[Records from a collection of figures]
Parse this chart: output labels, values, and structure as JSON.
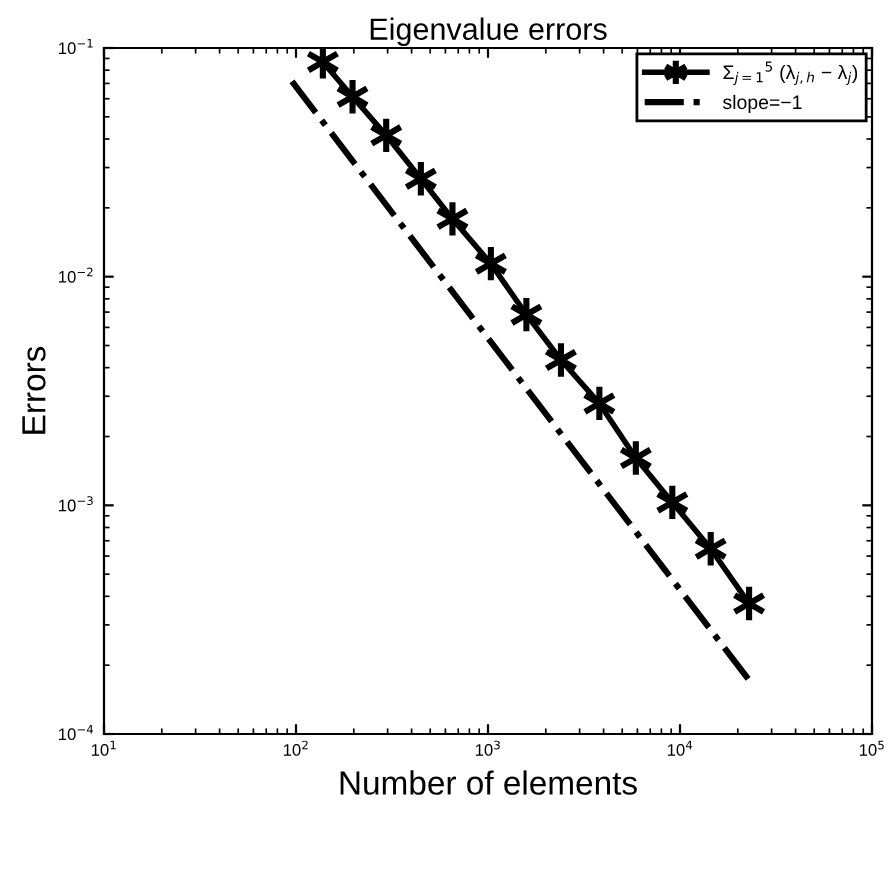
{
  "chart_data": {
    "type": "line",
    "title": "Eigenvalue errors",
    "xlabel": "Number of elements",
    "ylabel": "Errors",
    "log": "xy",
    "grid": false,
    "legend": "top right",
    "xlim": [
      10,
      100000
    ],
    "ylim": [
      0.0001,
      0.1
    ],
    "xticks": [
      {
        "value": 10,
        "label": "10$^{1}$"
      },
      {
        "value": 100,
        "label": "10$^{2}$"
      },
      {
        "value": 1000,
        "label": "10$^{3}$"
      },
      {
        "value": 10000,
        "label": "10$^{4}$"
      },
      {
        "value": 100000,
        "label": "10$^{5}$"
      }
    ],
    "yticks": [
      {
        "value": 0.0001,
        "label": "10$^{−4}$"
      },
      {
        "value": 0.001,
        "label": "10$^{−3}$"
      },
      {
        "value": 0.01,
        "label": "10$^{−2}$"
      },
      {
        "value": 0.1,
        "label": "10$^{−1}$"
      }
    ],
    "series": [
      {
        "name": "Σ$_{j=1}$$^{5}$ (λ$_{j,h}$ − λ$_{j}$)",
        "color": "#000000",
        "marker": "cross",
        "line_style": "solid",
        "x": [
          138,
          197,
          295,
          447,
          653,
          1035,
          1585,
          2399,
          3802,
          5888,
          9120,
          14450,
          22900
        ],
        "values": [
          0.0869,
          0.0612,
          0.0415,
          0.0268,
          0.0179,
          0.0114,
          0.00682,
          0.00432,
          0.00279,
          0.00161,
          0.00103,
          0.000646,
          0.000372
        ]
      },
      {
        "name": "slope=−1",
        "color": "#000000",
        "marker": "none",
        "line_style": "dashdot",
        "x": [
          95.3,
          22900
        ],
        "values": [
          0.0714,
          0.000172
        ]
      }
    ]
  }
}
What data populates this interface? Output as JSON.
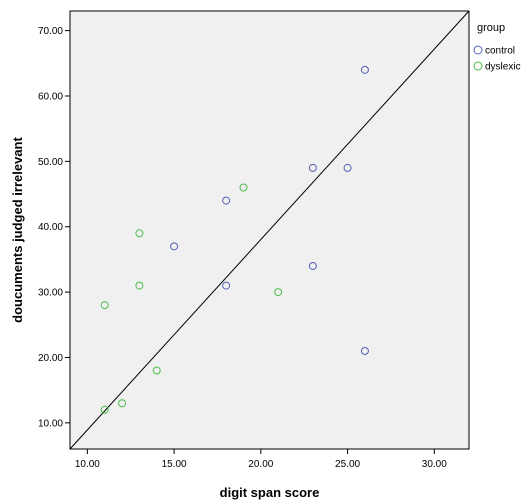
{
  "chart_data": {
    "type": "scatter",
    "title": "",
    "xlabel": "digit span score",
    "ylabel": "doucuments judged irrelevant",
    "xlim": [
      9,
      32
    ],
    "ylim": [
      6,
      73
    ],
    "x_ticks": [
      10,
      15,
      20,
      25,
      30
    ],
    "x_tick_labels": [
      "10.00",
      "15.00",
      "20.00",
      "25.00",
      "30.00"
    ],
    "y_ticks": [
      10,
      20,
      30,
      40,
      50,
      60,
      70
    ],
    "y_tick_labels": [
      "10.00",
      "20.00",
      "30.00",
      "40.00",
      "50.00",
      "60.00",
      "70.00"
    ],
    "grid": false,
    "legend": {
      "title": "group",
      "placement": "right"
    },
    "series": [
      {
        "name": "control",
        "color": "#5560b8",
        "marker": "open-circle",
        "points": [
          [
            26,
            64
          ],
          [
            23,
            49
          ],
          [
            25,
            49
          ],
          [
            18,
            44
          ],
          [
            15,
            37
          ],
          [
            23,
            34
          ],
          [
            18,
            31
          ],
          [
            26,
            21
          ]
        ]
      },
      {
        "name": "dyslexic",
        "color": "#4cbb4c",
        "marker": "open-circle",
        "points": [
          [
            19,
            46
          ],
          [
            13,
            39
          ],
          [
            13,
            31
          ],
          [
            11,
            28
          ],
          [
            21,
            30
          ],
          [
            14,
            18
          ],
          [
            12,
            13
          ],
          [
            11,
            12
          ]
        ]
      }
    ],
    "reference_line": {
      "from": [
        9,
        6
      ],
      "to": [
        32,
        73
      ],
      "color": "#000000"
    },
    "plot_background": "#f0f0f0"
  }
}
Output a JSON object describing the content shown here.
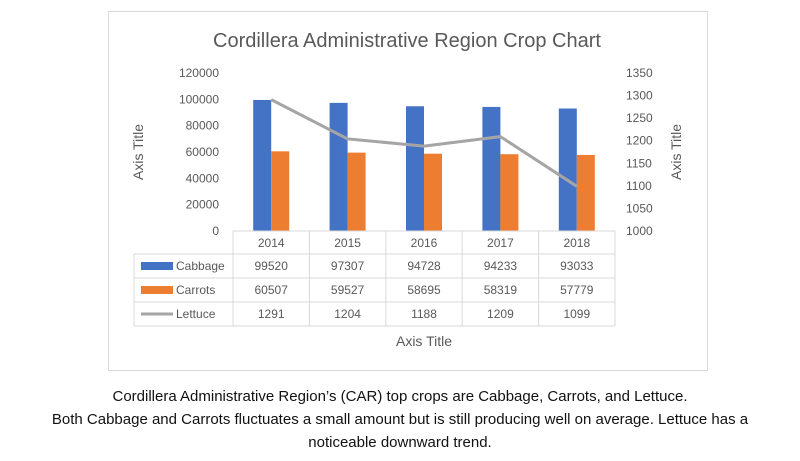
{
  "chart_data": {
    "type": "bar",
    "title": "Cordillera Administrative Region Crop Chart",
    "categories": [
      "2014",
      "2015",
      "2016",
      "2017",
      "2018"
    ],
    "series": [
      {
        "name": "Cabbage",
        "type": "bar",
        "axis": "left",
        "color": "#4472c4",
        "values": [
          99520,
          97307,
          94728,
          94233,
          93033
        ]
      },
      {
        "name": "Carrots",
        "type": "bar",
        "axis": "left",
        "color": "#ed7d31",
        "values": [
          60507,
          59527,
          58695,
          58319,
          57779
        ]
      },
      {
        "name": "Lettuce",
        "type": "line",
        "axis": "right",
        "color": "#a5a5a5",
        "values": [
          1291,
          1204,
          1188,
          1209,
          1099
        ]
      }
    ],
    "xlabel": "Axis Title",
    "ylabel": "Axis Title",
    "y2label": "Axis Title",
    "ylim": [
      0,
      120000
    ],
    "y2lim": [
      1000,
      1350
    ],
    "yticks": [
      "0",
      "20000",
      "40000",
      "60000",
      "80000",
      "100000",
      "120000"
    ],
    "y2ticks": [
      "1000",
      "1050",
      "1100",
      "1150",
      "1200",
      "1250",
      "1300",
      "1350"
    ],
    "data_table": true,
    "legend": "data-table",
    "grid": false
  },
  "caption": {
    "line1": "Cordillera Administrative Region’s (CAR) top crops are Cabbage, Carrots, and Lettuce.",
    "line2": "Both Cabbage and Carrots fluctuates a small amount but is still producing well on average. Lettuce has a",
    "line3": "noticeable downward trend."
  }
}
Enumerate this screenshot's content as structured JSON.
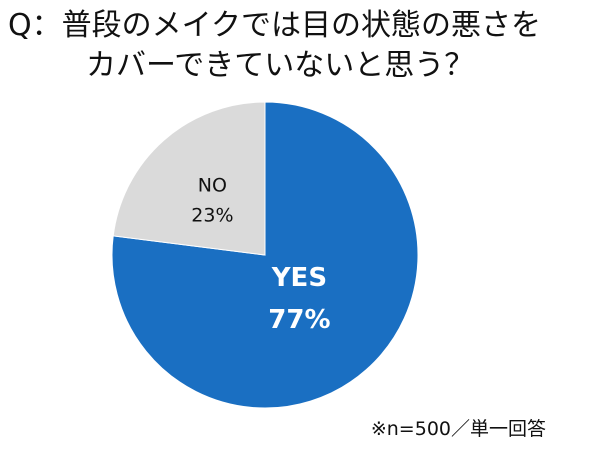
{
  "title": {
    "line1": "Q：普段のメイクでは目の状態の悪さを",
    "line2": "カバーできていないと思う？"
  },
  "note": "※n=500／単一回答",
  "chart_data": {
    "type": "pie",
    "categories": [
      "YES",
      "NO"
    ],
    "values": [
      77,
      23
    ],
    "labels": [
      "77%",
      "23%"
    ],
    "colors": [
      "#1a6fc2",
      "#dadada"
    ],
    "label_colors": [
      "#ffffff",
      "#111111"
    ]
  }
}
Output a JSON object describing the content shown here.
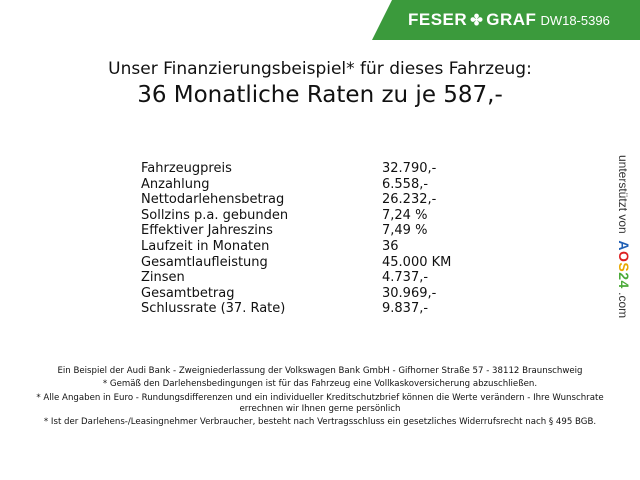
{
  "header": {
    "brand_left": "FESER",
    "brand_right": "GRAF",
    "brand_icon": "clover-icon",
    "code": "DW18-5396",
    "banner_color": "#3b9a3c"
  },
  "title": {
    "line1": "Unser Finanzierungsbeispiel* für dieses Fahrzeug:",
    "line2": "36 Monatliche Raten zu je 587,-"
  },
  "rows": [
    {
      "label": "Fahrzeugpreis",
      "value": "32.790,-"
    },
    {
      "label": "Anzahlung",
      "value": "6.558,-"
    },
    {
      "label": "Nettodarlehensbetrag",
      "value": "26.232,-"
    },
    {
      "label": "Sollzins p.a. gebunden",
      "value": "7,24 %"
    },
    {
      "label": "Effektiver Jahreszins",
      "value": "7,49 %"
    },
    {
      "label": "Laufzeit in Monaten",
      "value": "36"
    },
    {
      "label": "Gesamtlaufleistung",
      "value": "45.000 KM"
    },
    {
      "label": "Zinsen",
      "value": "4.737,-"
    },
    {
      "label": "Gesamtbetrag",
      "value": "30.969,-"
    },
    {
      "label": "Schlussrate (37. Rate)",
      "value": "9.837,-"
    }
  ],
  "side": {
    "text": "unterstützt von",
    "logo": "AOS24",
    "suffix": ".com"
  },
  "footer": [
    "Ein Beispiel der Audi Bank - Zweigniederlassung der Volkswagen Bank GmbH - Gifhorner Straße 57 - 38112 Braunschweig",
    "* Gemäß den Darlehensbedingungen ist für das Fahrzeug eine Vollkaskoversicherung abzuschließen.",
    "* Alle Angaben in Euro - Rundungsdifferenzen und ein individueller Kreditschutzbrief können die Werte verändern - Ihre Wunschrate errechnen wir Ihnen gerne persönlich",
    "* Ist der Darlehens-/Leasingnehmer Verbraucher, besteht nach Vertragsschluss ein gesetzliches Widerrufsrecht nach § 495 BGB."
  ]
}
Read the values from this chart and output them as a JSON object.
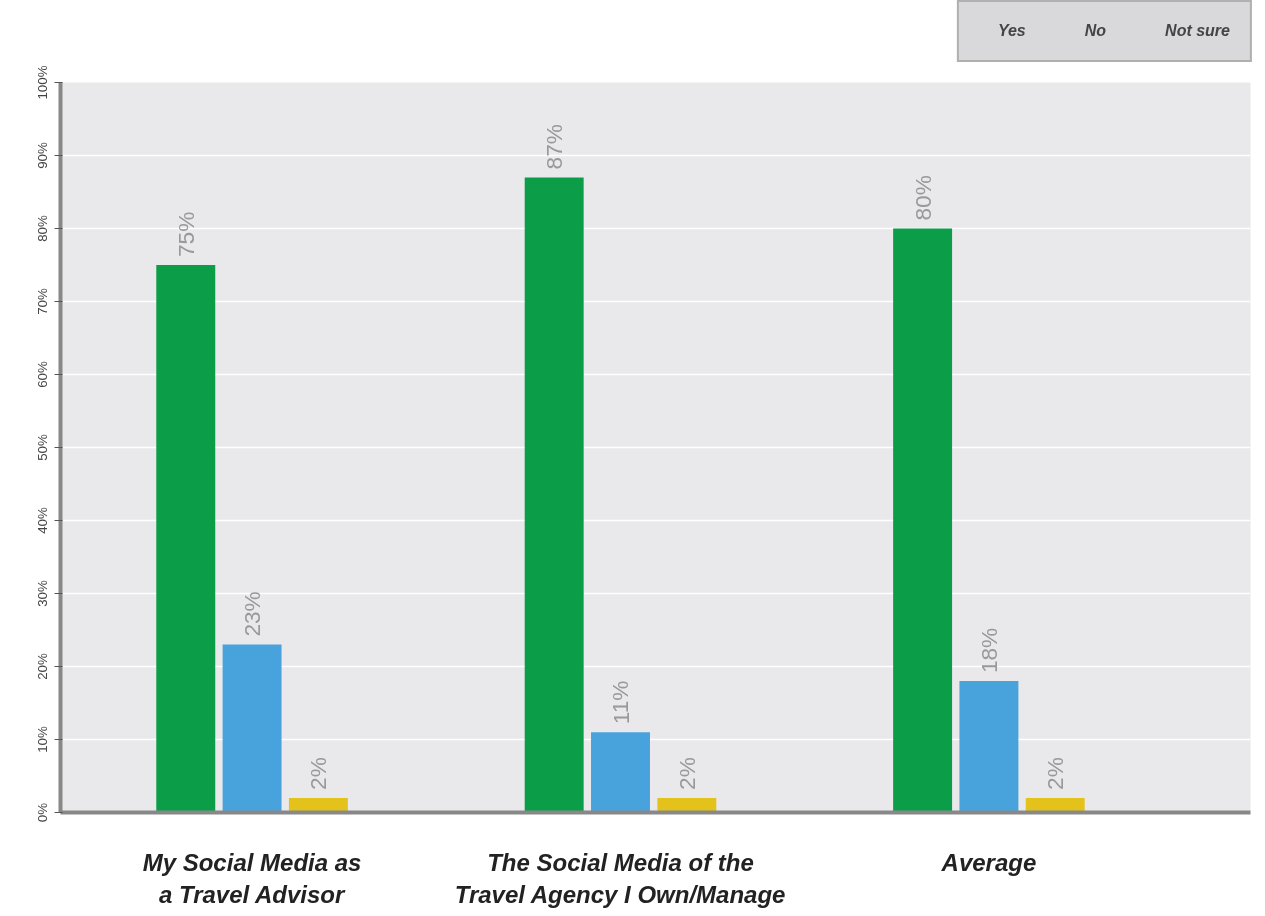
{
  "chart_data": {
    "type": "bar",
    "categories": [
      "My Social Media as a Travel Advisor",
      "The Social Media of the Travel Agency I Own/Manage",
      "Average"
    ],
    "series": [
      {
        "name": "Yes",
        "color": "#0c9d48",
        "values": [
          75,
          87,
          80
        ],
        "value_labels": [
          "75%",
          "87%",
          "80%"
        ]
      },
      {
        "name": "No",
        "color": "#48a2dc",
        "values": [
          23,
          11,
          18
        ],
        "value_labels": [
          "23%",
          "11%",
          "18%"
        ]
      },
      {
        "name": "Not sure",
        "color": "#e3c21c",
        "values": [
          2,
          2,
          2
        ],
        "value_labels": [
          "2%",
          "2%",
          "2%"
        ]
      }
    ],
    "ylim": [
      0,
      100
    ],
    "yticks": [
      {
        "value": 0,
        "label": "0%"
      },
      {
        "value": 10,
        "label": "10%"
      },
      {
        "value": 20,
        "label": "20%"
      },
      {
        "value": 30,
        "label": "30%"
      },
      {
        "value": 40,
        "label": "40%"
      },
      {
        "value": 50,
        "label": "50%"
      },
      {
        "value": 60,
        "label": "60%"
      },
      {
        "value": 70,
        "label": "70%"
      },
      {
        "value": 80,
        "label": "80%"
      },
      {
        "value": 90,
        "label": "90%"
      },
      {
        "value": 100,
        "label": "100%"
      }
    ],
    "grid": "y",
    "legend": "top right"
  }
}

● GOAL
Skip the pictures and copy exactly the lines from the one containing "Read the values" through the end of the material, both ends included.

● RESULT BELOW
Read the values from this chart and output them as a JSON object.
{
  "chart_data": {
    "type": "bar",
    "categories": [
      "My Social Media as a Travel Advisor",
      "The Social Media of the Travel Agency I Own/Manage",
      "Average"
    ],
    "series": [
      {
        "name": "Yes",
        "color": "#0c9d48",
        "values": [
          75,
          87,
          80
        ],
        "value_labels": [
          "75%",
          "87%",
          "80%"
        ]
      },
      {
        "name": "No",
        "color": "#48a2dc",
        "values": [
          23,
          11,
          18
        ],
        "value_labels": [
          "23%",
          "11%",
          "18%"
        ]
      },
      {
        "name": "Not sure",
        "color": "#e3c21c",
        "values": [
          2,
          2,
          2
        ],
        "value_labels": [
          "2%",
          "2%",
          "2%"
        ]
      }
    ],
    "ylim": [
      0,
      100
    ],
    "yticks": [
      {
        "value": 0,
        "label": "0%"
      },
      {
        "value": 10,
        "label": "10%"
      },
      {
        "value": 20,
        "label": "20%"
      },
      {
        "value": 30,
        "label": "30%"
      },
      {
        "value": 40,
        "label": "40%"
      },
      {
        "value": 50,
        "label": "50%"
      },
      {
        "value": 60,
        "label": "60%"
      },
      {
        "value": 70,
        "label": "70%"
      },
      {
        "value": 80,
        "label": "80%"
      },
      {
        "value": 90,
        "label": "90%"
      },
      {
        "value": 100,
        "label": "100%"
      }
    ],
    "grid": "y",
    "legend": "top right"
  }
}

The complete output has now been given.